Data shown >>

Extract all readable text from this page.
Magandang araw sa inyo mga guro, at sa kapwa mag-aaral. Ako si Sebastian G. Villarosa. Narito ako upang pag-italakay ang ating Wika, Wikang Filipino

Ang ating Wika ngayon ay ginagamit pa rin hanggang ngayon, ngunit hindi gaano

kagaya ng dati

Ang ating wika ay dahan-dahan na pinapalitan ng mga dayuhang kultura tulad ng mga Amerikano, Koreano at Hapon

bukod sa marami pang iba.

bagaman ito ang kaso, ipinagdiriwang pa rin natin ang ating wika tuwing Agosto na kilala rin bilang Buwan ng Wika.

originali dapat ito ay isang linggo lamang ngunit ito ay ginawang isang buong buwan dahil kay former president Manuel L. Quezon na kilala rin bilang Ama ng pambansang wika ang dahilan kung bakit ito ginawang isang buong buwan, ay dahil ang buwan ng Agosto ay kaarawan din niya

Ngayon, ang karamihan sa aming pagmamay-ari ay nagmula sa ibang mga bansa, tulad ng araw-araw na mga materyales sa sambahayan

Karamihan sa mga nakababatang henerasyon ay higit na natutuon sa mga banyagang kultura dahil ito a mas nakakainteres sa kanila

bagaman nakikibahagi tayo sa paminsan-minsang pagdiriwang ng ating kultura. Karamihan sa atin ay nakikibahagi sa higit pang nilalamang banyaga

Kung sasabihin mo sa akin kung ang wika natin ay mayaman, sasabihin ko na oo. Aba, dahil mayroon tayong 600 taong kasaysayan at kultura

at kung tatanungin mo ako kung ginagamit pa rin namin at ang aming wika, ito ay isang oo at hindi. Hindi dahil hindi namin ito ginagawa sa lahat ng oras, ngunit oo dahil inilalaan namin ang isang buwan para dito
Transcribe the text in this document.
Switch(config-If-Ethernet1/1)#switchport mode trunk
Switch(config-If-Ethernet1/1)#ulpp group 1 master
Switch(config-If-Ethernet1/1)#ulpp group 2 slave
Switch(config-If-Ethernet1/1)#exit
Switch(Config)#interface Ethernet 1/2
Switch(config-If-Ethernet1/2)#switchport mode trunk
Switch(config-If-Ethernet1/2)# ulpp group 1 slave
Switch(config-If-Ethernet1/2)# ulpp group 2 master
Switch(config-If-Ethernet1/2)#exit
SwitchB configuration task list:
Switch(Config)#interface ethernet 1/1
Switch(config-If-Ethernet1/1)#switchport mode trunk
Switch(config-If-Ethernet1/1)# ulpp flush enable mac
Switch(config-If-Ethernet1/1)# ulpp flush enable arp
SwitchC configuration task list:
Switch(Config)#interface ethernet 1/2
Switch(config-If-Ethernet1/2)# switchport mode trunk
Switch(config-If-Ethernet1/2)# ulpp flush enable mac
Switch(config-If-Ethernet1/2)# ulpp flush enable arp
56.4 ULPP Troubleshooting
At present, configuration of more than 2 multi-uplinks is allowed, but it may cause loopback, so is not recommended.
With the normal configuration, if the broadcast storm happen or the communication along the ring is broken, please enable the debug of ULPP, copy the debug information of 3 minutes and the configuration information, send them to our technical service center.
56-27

Required work >> Work through the records line by line and tally those with the word "master". Report only the total.

Expected output >> 2